Quote the full listing word for word.
<<<<
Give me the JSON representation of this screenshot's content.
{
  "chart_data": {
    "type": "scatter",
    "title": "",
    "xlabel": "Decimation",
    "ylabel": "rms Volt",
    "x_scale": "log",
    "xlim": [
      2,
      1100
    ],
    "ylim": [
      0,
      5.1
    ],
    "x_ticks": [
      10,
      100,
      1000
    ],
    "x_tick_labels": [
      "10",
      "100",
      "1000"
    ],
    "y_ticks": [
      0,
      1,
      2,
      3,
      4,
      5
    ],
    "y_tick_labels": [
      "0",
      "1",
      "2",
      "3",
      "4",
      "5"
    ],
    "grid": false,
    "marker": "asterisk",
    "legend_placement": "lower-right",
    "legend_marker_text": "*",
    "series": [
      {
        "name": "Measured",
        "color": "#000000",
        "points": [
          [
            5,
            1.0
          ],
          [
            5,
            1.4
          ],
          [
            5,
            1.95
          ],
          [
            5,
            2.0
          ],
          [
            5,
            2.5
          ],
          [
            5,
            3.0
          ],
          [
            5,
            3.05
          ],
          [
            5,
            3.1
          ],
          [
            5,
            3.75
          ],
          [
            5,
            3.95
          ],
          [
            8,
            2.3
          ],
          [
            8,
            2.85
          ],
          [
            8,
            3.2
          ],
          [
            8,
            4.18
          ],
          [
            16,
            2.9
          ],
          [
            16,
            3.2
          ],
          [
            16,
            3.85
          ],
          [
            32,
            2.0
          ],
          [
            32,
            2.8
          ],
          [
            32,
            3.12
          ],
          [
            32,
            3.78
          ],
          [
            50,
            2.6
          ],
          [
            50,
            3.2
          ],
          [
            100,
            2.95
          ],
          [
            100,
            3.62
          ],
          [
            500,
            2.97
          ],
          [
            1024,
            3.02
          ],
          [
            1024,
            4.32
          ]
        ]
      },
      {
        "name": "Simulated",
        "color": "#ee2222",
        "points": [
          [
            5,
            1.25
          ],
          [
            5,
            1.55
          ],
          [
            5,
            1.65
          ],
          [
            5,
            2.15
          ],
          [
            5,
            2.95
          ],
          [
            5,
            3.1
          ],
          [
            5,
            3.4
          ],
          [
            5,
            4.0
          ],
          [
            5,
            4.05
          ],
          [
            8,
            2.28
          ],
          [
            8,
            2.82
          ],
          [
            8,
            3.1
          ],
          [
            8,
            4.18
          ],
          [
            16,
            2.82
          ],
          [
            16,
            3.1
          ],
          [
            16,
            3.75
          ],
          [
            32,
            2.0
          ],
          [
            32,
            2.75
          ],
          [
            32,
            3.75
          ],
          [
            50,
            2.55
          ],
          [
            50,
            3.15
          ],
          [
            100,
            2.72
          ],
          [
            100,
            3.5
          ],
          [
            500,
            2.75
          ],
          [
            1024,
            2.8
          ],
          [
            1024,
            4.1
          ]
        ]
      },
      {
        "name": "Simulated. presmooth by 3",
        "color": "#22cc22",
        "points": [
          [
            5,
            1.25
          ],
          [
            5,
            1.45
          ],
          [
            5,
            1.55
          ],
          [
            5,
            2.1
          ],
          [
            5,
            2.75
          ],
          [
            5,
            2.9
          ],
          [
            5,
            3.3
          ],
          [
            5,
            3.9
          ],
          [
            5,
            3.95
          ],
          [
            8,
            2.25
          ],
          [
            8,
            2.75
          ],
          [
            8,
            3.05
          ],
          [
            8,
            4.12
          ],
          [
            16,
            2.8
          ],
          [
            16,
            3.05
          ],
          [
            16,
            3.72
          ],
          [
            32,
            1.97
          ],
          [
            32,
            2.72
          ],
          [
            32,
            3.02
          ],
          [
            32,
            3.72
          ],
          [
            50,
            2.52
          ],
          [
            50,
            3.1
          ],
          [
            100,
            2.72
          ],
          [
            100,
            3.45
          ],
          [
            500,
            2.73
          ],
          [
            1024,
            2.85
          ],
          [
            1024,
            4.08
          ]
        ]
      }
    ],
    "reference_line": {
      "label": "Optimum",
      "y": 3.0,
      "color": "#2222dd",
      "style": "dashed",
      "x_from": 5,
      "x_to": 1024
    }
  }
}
>>>>
#### Answer to the problem:
Give me the JSON representation of this screenshot's content.
{
  "chart_data": {
    "type": "scatter",
    "title": "",
    "xlabel": "Decimation",
    "ylabel": "rms Volt",
    "x_scale": "log",
    "xlim": [
      2,
      1100
    ],
    "ylim": [
      0,
      5.1
    ],
    "x_ticks": [
      10,
      100,
      1000
    ],
    "x_tick_labels": [
      "10",
      "100",
      "1000"
    ],
    "y_ticks": [
      0,
      1,
      2,
      3,
      4,
      5
    ],
    "y_tick_labels": [
      "0",
      "1",
      "2",
      "3",
      "4",
      "5"
    ],
    "grid": false,
    "marker": "asterisk",
    "legend_placement": "lower-right",
    "legend_marker_text": "*",
    "series": [
      {
        "name": "Measured",
        "color": "#000000",
        "points": [
          [
            5,
            1.0
          ],
          [
            5,
            1.4
          ],
          [
            5,
            1.95
          ],
          [
            5,
            2.0
          ],
          [
            5,
            2.5
          ],
          [
            5,
            3.0
          ],
          [
            5,
            3.05
          ],
          [
            5,
            3.1
          ],
          [
            5,
            3.75
          ],
          [
            5,
            3.95
          ],
          [
            8,
            2.3
          ],
          [
            8,
            2.85
          ],
          [
            8,
            3.2
          ],
          [
            8,
            4.18
          ],
          [
            16,
            2.9
          ],
          [
            16,
            3.2
          ],
          [
            16,
            3.85
          ],
          [
            32,
            2.0
          ],
          [
            32,
            2.8
          ],
          [
            32,
            3.12
          ],
          [
            32,
            3.78
          ],
          [
            50,
            2.6
          ],
          [
            50,
            3.2
          ],
          [
            100,
            2.95
          ],
          [
            100,
            3.62
          ],
          [
            500,
            2.97
          ],
          [
            1024,
            3.02
          ],
          [
            1024,
            4.32
          ]
        ]
      },
      {
        "name": "Simulated",
        "color": "#ee2222",
        "points": [
          [
            5,
            1.25
          ],
          [
            5,
            1.55
          ],
          [
            5,
            1.65
          ],
          [
            5,
            2.15
          ],
          [
            5,
            2.95
          ],
          [
            5,
            3.1
          ],
          [
            5,
            3.4
          ],
          [
            5,
            4.0
          ],
          [
            5,
            4.05
          ],
          [
            8,
            2.28
          ],
          [
            8,
            2.82
          ],
          [
            8,
            3.1
          ],
          [
            8,
            4.18
          ],
          [
            16,
            2.82
          ],
          [
            16,
            3.1
          ],
          [
            16,
            3.75
          ],
          [
            32,
            2.0
          ],
          [
            32,
            2.75
          ],
          [
            32,
            3.75
          ],
          [
            50,
            2.55
          ],
          [
            50,
            3.15
          ],
          [
            100,
            2.72
          ],
          [
            100,
            3.5
          ],
          [
            500,
            2.75
          ],
          [
            1024,
            2.8
          ],
          [
            1024,
            4.1
          ]
        ]
      },
      {
        "name": "Simulated. presmooth by 3",
        "color": "#22cc22",
        "points": [
          [
            5,
            1.25
          ],
          [
            5,
            1.45
          ],
          [
            5,
            1.55
          ],
          [
            5,
            2.1
          ],
          [
            5,
            2.75
          ],
          [
            5,
            2.9
          ],
          [
            5,
            3.3
          ],
          [
            5,
            3.9
          ],
          [
            5,
            3.95
          ],
          [
            8,
            2.25
          ],
          [
            8,
            2.75
          ],
          [
            8,
            3.05
          ],
          [
            8,
            4.12
          ],
          [
            16,
            2.8
          ],
          [
            16,
            3.05
          ],
          [
            16,
            3.72
          ],
          [
            32,
            1.97
          ],
          [
            32,
            2.72
          ],
          [
            32,
            3.02
          ],
          [
            32,
            3.72
          ],
          [
            50,
            2.52
          ],
          [
            50,
            3.1
          ],
          [
            100,
            2.72
          ],
          [
            100,
            3.45
          ],
          [
            500,
            2.73
          ],
          [
            1024,
            2.85
          ],
          [
            1024,
            4.08
          ]
        ]
      }
    ],
    "reference_line": {
      "label": "Optimum",
      "y": 3.0,
      "color": "#2222dd",
      "style": "dashed",
      "x_from": 5,
      "x_to": 1024
    }
  }
}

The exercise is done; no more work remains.